• THE EXERCISE: Reproduce the whole listing, character for character.

• RECORDS:

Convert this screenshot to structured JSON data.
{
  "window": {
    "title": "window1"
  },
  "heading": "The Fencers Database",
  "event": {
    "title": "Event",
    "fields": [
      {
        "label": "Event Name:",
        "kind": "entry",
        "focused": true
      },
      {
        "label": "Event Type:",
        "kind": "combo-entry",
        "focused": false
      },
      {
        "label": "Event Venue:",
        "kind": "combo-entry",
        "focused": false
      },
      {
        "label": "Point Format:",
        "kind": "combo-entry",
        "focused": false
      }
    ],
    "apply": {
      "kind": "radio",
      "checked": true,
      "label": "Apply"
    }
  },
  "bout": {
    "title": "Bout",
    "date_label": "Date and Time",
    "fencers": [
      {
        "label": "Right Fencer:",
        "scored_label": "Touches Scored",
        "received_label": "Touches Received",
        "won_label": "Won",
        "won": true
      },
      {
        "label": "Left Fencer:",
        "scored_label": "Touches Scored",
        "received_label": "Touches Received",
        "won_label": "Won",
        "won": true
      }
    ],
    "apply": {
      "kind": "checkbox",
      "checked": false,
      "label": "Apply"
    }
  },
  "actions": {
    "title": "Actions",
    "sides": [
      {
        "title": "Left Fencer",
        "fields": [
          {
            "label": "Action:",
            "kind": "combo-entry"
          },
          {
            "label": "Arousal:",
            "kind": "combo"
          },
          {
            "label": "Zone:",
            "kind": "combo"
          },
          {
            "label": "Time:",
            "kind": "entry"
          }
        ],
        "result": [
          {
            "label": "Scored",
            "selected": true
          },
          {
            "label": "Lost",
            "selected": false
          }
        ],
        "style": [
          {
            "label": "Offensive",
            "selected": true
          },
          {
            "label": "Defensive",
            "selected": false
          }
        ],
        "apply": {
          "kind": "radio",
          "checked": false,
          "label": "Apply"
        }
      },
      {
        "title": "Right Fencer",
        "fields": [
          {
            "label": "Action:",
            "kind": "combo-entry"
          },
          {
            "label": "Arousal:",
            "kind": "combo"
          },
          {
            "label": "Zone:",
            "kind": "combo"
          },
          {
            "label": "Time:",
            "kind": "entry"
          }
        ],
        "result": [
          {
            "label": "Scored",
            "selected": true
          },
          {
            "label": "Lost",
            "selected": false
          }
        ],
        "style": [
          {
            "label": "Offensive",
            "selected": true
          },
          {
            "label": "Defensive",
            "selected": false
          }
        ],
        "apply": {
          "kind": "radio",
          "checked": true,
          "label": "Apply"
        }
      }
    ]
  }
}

• TASK ANSWER:
Convert this screenshot to structured JSON data.
{
  "window": {
    "title": "window1"
  },
  "heading": "The Fencers Database",
  "event": {
    "title": "Event",
    "fields": [
      {
        "label": "Event Name:",
        "kind": "entry",
        "focused": true
      },
      {
        "label": "Event Type:",
        "kind": "combo-entry",
        "focused": false
      },
      {
        "label": "Event Venue:",
        "kind": "combo-entry",
        "focused": false
      },
      {
        "label": "Point Format:",
        "kind": "combo-entry",
        "focused": false
      }
    ],
    "apply": {
      "kind": "radio",
      "checked": true,
      "label": "Apply"
    }
  },
  "bout": {
    "title": "Bout",
    "date_label": "Date and Time",
    "fencers": [
      {
        "label": "Right Fencer:",
        "scored_label": "Touches Scored",
        "received_label": "Touches Received",
        "won_label": "Won",
        "won": true
      },
      {
        "label": "Left Fencer:",
        "scored_label": "Touches Scored",
        "received_label": "Touches Received",
        "won_label": "Won",
        "won": true
      }
    ],
    "apply": {
      "kind": "checkbox",
      "checked": false,
      "label": "Apply"
    }
  },
  "actions": {
    "title": "Actions",
    "sides": [
      {
        "title": "Left Fencer",
        "fields": [
          {
            "label": "Action:",
            "kind": "combo-entry"
          },
          {
            "label": "Arousal:",
            "kind": "combo"
          },
          {
            "label": "Zone:",
            "kind": "combo"
          },
          {
            "label": "Time:",
            "kind": "entry"
          }
        ],
        "result": [
          {
            "label": "Scored",
            "selected": true
          },
          {
            "label": "Lost",
            "selected": false
          }
        ],
        "style": [
          {
            "label": "Offensive",
            "selected": true
          },
          {
            "label": "Defensive",
            "selected": false
          }
        ],
        "apply": {
          "kind": "radio",
          "checked": false,
          "label": "Apply"
        }
      },
      {
        "title": "Right Fencer",
        "fields": [
          {
            "label": "Action:",
            "kind": "combo-entry"
          },
          {
            "label": "Arousal:",
            "kind": "combo"
          },
          {
            "label": "Zone:",
            "kind": "combo"
          },
          {
            "label": "Time:",
            "kind": "entry"
          }
        ],
        "result": [
          {
            "label": "Scored",
            "selected": true
          },
          {
            "label": "Lost",
            "selected": false
          }
        ],
        "style": [
          {
            "label": "Offensive",
            "selected": true
          },
          {
            "label": "Defensive",
            "selected": false
          }
        ],
        "apply": {
          "kind": "radio",
          "checked": true,
          "label": "Apply"
        }
      }
    ]
  }
}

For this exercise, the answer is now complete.